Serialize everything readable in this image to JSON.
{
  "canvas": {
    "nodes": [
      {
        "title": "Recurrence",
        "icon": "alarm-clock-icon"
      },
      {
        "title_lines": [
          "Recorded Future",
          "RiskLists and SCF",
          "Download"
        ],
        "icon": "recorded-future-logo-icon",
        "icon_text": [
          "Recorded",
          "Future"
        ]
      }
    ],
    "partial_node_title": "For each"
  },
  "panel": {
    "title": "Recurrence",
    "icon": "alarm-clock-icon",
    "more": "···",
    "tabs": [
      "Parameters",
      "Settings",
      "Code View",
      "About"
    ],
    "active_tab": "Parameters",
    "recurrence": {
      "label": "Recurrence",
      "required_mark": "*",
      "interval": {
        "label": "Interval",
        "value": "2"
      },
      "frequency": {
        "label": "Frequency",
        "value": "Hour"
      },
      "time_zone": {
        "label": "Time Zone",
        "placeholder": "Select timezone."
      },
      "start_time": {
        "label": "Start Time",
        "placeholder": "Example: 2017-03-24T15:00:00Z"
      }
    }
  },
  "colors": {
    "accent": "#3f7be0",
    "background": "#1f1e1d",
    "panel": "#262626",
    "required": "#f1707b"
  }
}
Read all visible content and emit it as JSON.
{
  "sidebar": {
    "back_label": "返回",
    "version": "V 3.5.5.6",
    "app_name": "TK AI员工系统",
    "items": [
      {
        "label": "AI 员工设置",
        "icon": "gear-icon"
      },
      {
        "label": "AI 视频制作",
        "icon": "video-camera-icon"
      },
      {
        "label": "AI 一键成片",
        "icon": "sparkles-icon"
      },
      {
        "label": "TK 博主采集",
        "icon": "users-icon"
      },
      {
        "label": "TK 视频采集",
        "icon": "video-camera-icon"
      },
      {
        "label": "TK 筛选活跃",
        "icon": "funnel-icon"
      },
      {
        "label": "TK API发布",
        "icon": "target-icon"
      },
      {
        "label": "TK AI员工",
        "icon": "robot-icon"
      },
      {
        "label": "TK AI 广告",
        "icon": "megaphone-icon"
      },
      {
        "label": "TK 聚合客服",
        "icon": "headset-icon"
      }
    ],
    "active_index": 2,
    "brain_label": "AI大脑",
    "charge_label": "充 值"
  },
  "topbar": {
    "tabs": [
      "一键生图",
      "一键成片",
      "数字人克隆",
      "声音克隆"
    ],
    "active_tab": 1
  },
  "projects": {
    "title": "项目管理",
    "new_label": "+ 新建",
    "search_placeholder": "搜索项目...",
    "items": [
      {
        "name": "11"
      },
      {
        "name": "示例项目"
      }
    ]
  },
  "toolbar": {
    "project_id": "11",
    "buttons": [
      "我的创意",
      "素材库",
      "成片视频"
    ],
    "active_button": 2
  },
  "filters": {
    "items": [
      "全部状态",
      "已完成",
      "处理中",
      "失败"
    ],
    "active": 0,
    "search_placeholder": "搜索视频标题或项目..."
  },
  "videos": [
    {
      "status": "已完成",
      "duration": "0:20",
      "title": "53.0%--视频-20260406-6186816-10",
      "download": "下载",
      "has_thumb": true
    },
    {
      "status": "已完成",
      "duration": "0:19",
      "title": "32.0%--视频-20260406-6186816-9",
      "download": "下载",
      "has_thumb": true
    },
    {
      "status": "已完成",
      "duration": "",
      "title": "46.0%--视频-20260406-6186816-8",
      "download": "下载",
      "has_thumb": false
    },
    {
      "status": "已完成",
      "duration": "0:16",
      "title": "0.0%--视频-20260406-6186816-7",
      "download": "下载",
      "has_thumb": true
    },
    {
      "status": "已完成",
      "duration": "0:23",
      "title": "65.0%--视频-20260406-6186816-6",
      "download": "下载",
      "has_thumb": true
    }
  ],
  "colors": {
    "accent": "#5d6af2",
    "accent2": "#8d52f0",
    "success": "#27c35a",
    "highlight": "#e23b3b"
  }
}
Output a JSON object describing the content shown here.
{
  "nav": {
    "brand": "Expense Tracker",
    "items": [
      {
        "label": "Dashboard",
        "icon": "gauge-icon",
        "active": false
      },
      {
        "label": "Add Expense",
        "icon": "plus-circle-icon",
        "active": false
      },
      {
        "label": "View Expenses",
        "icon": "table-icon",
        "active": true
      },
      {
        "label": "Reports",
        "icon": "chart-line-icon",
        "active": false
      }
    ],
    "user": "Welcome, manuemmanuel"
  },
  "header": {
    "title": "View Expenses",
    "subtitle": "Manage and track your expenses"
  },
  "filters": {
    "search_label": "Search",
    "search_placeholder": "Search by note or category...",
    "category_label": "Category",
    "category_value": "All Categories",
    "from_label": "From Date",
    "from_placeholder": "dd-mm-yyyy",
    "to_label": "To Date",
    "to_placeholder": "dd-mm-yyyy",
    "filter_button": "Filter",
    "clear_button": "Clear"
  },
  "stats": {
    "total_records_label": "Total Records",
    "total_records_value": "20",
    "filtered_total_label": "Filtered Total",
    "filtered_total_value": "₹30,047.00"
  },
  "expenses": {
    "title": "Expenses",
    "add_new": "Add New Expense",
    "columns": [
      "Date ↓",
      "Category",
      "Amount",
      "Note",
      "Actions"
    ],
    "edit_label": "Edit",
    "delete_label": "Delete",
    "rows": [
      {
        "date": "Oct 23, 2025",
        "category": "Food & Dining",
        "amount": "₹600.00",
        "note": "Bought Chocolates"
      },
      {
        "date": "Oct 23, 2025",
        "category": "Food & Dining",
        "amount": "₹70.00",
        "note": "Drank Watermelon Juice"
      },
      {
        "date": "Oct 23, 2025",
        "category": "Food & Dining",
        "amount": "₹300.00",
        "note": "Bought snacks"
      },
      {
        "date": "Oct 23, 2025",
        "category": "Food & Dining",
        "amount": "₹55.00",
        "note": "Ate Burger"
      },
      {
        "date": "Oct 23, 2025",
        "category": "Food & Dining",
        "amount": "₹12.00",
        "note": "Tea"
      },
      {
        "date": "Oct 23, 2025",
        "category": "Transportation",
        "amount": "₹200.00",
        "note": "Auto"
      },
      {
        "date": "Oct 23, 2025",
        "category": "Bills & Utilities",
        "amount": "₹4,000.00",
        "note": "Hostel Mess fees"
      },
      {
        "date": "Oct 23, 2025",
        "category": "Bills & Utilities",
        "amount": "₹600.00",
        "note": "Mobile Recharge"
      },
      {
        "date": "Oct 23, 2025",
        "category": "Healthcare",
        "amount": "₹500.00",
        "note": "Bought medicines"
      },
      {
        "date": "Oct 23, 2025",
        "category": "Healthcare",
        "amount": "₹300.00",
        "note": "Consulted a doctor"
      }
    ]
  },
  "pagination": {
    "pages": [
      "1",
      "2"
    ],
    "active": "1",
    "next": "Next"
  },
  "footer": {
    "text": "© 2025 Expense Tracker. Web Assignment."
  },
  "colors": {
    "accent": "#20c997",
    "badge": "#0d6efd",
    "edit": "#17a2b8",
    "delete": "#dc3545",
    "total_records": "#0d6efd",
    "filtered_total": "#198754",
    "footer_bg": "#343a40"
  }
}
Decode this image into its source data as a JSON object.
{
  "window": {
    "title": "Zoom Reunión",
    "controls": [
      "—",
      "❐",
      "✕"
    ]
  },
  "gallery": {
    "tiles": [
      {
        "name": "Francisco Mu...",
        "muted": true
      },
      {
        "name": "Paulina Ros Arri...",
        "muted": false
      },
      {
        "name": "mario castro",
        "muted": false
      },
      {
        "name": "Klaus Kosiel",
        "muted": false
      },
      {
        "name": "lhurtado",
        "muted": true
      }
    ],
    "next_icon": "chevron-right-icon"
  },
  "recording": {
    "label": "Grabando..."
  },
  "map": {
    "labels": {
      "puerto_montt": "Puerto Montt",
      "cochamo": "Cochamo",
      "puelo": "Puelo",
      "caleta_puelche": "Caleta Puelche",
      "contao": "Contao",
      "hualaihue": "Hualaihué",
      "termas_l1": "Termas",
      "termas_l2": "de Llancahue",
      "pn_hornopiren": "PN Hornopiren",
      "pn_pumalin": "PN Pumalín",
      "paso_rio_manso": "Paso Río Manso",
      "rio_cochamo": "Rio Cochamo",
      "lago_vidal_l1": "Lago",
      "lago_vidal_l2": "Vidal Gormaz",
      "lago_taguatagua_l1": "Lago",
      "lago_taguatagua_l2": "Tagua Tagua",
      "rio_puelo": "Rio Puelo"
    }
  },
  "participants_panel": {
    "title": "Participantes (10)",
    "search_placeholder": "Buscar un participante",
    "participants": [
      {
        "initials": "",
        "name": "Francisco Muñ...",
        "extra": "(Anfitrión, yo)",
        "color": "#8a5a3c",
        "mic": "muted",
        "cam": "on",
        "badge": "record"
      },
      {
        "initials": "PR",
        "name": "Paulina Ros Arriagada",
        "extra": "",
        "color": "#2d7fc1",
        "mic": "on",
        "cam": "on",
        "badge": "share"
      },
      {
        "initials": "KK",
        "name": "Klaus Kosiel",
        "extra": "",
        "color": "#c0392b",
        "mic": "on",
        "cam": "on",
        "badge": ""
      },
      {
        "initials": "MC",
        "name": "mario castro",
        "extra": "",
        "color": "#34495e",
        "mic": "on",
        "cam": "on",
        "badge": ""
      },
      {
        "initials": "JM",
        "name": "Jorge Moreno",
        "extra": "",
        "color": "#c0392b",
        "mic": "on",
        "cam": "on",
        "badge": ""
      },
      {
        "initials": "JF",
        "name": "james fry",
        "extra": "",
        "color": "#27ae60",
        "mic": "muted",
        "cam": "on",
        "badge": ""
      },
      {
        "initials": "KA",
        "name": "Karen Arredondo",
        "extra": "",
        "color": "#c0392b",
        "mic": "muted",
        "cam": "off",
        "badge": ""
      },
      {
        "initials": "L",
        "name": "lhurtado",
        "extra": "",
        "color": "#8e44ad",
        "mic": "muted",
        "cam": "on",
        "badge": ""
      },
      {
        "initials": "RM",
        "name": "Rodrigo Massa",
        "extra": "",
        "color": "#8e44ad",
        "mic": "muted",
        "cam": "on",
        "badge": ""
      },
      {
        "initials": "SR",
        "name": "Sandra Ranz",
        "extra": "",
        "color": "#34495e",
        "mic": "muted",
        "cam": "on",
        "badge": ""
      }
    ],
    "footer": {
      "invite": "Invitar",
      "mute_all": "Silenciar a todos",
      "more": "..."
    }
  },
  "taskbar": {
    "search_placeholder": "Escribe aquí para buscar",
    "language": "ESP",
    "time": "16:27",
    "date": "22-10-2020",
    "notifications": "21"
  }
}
_ _ _
_EXERCISE_
Report all lines of the data above that include the string "initials".

_SOLUTION TO THIS TASK_
        "initials": "",
        "initials": "PR",
        "initials": "KK",
        "initials": "MC",
        "initials": "JM",
        "initials": "JF",
        "initials": "KA",
        "initials": "L",
        "initials": "RM",
        "initials": "SR",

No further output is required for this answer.